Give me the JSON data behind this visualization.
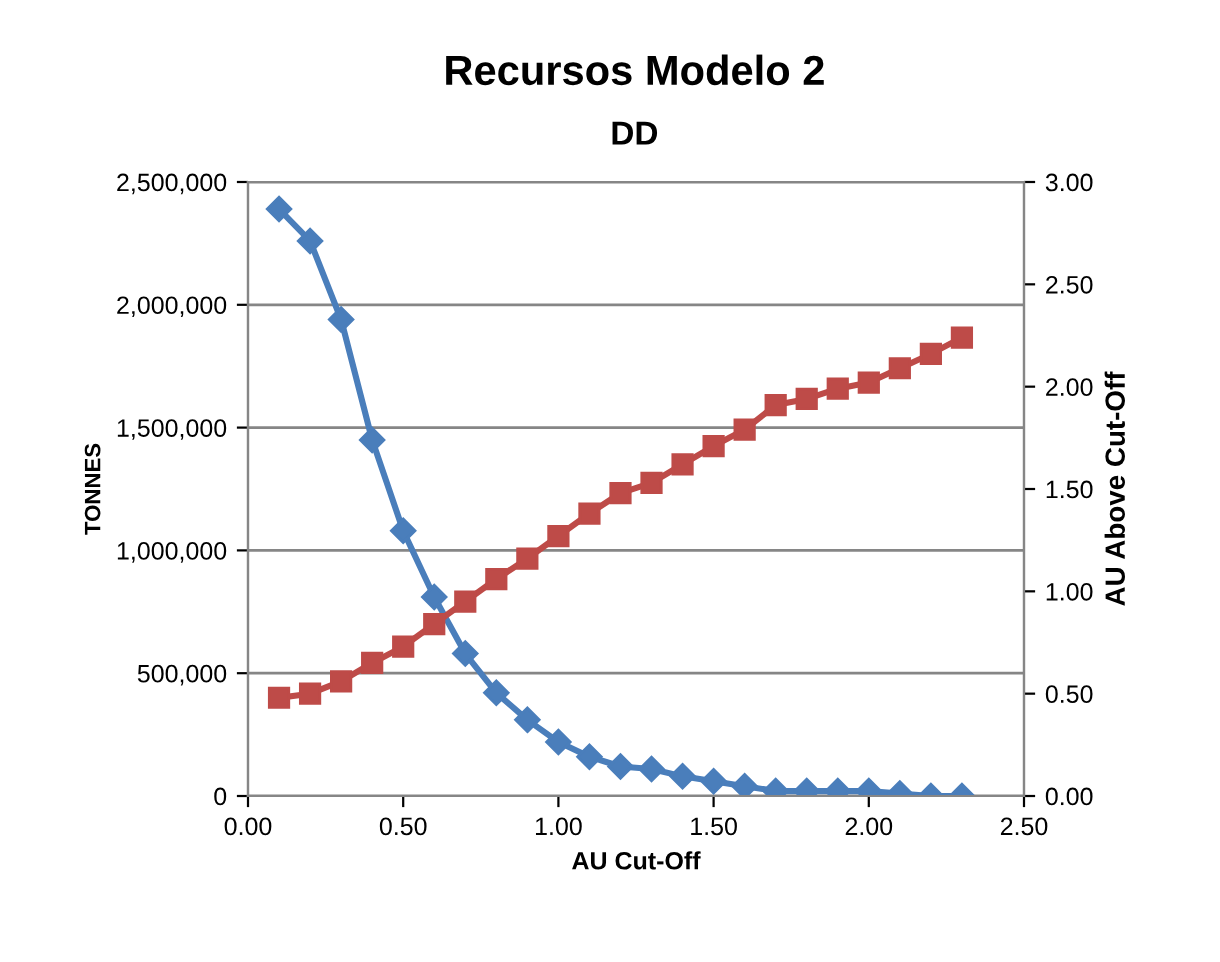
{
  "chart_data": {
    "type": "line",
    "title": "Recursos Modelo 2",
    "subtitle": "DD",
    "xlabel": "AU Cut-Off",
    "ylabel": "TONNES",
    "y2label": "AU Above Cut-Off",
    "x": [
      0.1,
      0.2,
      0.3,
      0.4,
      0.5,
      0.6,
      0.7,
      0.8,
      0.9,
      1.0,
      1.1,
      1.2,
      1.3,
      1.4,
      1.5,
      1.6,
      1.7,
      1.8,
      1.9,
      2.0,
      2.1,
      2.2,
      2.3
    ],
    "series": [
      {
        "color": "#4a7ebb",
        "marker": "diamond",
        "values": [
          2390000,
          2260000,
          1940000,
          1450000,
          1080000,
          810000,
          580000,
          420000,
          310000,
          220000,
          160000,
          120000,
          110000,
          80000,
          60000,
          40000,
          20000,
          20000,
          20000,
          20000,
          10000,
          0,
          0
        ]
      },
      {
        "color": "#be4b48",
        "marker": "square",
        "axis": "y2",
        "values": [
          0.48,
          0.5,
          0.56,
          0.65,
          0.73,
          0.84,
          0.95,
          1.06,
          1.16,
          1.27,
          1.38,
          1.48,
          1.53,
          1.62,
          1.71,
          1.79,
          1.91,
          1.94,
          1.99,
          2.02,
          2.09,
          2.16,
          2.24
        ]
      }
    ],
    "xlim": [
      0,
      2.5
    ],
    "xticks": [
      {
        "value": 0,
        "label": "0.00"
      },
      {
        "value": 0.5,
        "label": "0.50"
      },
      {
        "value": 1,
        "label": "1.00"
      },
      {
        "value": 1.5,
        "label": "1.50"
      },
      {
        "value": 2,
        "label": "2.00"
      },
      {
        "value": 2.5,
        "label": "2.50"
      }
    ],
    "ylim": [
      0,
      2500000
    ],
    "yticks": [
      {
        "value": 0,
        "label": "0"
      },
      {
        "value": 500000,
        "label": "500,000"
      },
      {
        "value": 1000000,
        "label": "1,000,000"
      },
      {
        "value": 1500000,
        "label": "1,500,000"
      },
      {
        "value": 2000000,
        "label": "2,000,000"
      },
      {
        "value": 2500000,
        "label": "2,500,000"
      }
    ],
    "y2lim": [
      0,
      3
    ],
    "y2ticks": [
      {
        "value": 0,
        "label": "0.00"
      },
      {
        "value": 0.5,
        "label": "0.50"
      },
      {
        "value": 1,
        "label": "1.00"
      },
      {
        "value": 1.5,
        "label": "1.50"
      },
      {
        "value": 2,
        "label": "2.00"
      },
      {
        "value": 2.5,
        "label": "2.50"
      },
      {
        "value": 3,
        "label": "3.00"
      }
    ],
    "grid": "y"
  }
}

WHAT YOU WILL DO: Transcribe every entry above exactly. Omit all pictures.

FINAL RESULT:
Give me the JSON data behind this visualization.
{
  "chart_data": {
    "type": "line",
    "title": "Recursos Modelo 2",
    "subtitle": "DD",
    "xlabel": "AU Cut-Off",
    "ylabel": "TONNES",
    "y2label": "AU Above Cut-Off",
    "x": [
      0.1,
      0.2,
      0.3,
      0.4,
      0.5,
      0.6,
      0.7,
      0.8,
      0.9,
      1.0,
      1.1,
      1.2,
      1.3,
      1.4,
      1.5,
      1.6,
      1.7,
      1.8,
      1.9,
      2.0,
      2.1,
      2.2,
      2.3
    ],
    "series": [
      {
        "color": "#4a7ebb",
        "marker": "diamond",
        "values": [
          2390000,
          2260000,
          1940000,
          1450000,
          1080000,
          810000,
          580000,
          420000,
          310000,
          220000,
          160000,
          120000,
          110000,
          80000,
          60000,
          40000,
          20000,
          20000,
          20000,
          20000,
          10000,
          0,
          0
        ]
      },
      {
        "color": "#be4b48",
        "marker": "square",
        "axis": "y2",
        "values": [
          0.48,
          0.5,
          0.56,
          0.65,
          0.73,
          0.84,
          0.95,
          1.06,
          1.16,
          1.27,
          1.38,
          1.48,
          1.53,
          1.62,
          1.71,
          1.79,
          1.91,
          1.94,
          1.99,
          2.02,
          2.09,
          2.16,
          2.24
        ]
      }
    ],
    "xlim": [
      0,
      2.5
    ],
    "xticks": [
      {
        "value": 0,
        "label": "0.00"
      },
      {
        "value": 0.5,
        "label": "0.50"
      },
      {
        "value": 1,
        "label": "1.00"
      },
      {
        "value": 1.5,
        "label": "1.50"
      },
      {
        "value": 2,
        "label": "2.00"
      },
      {
        "value": 2.5,
        "label": "2.50"
      }
    ],
    "ylim": [
      0,
      2500000
    ],
    "yticks": [
      {
        "value": 0,
        "label": "0"
      },
      {
        "value": 500000,
        "label": "500,000"
      },
      {
        "value": 1000000,
        "label": "1,000,000"
      },
      {
        "value": 1500000,
        "label": "1,500,000"
      },
      {
        "value": 2000000,
        "label": "2,000,000"
      },
      {
        "value": 2500000,
        "label": "2,500,000"
      }
    ],
    "y2lim": [
      0,
      3
    ],
    "y2ticks": [
      {
        "value": 0,
        "label": "0.00"
      },
      {
        "value": 0.5,
        "label": "0.50"
      },
      {
        "value": 1,
        "label": "1.00"
      },
      {
        "value": 1.5,
        "label": "1.50"
      },
      {
        "value": 2,
        "label": "2.00"
      },
      {
        "value": 2.5,
        "label": "2.50"
      },
      {
        "value": 3,
        "label": "3.00"
      }
    ],
    "grid": "y"
  }
}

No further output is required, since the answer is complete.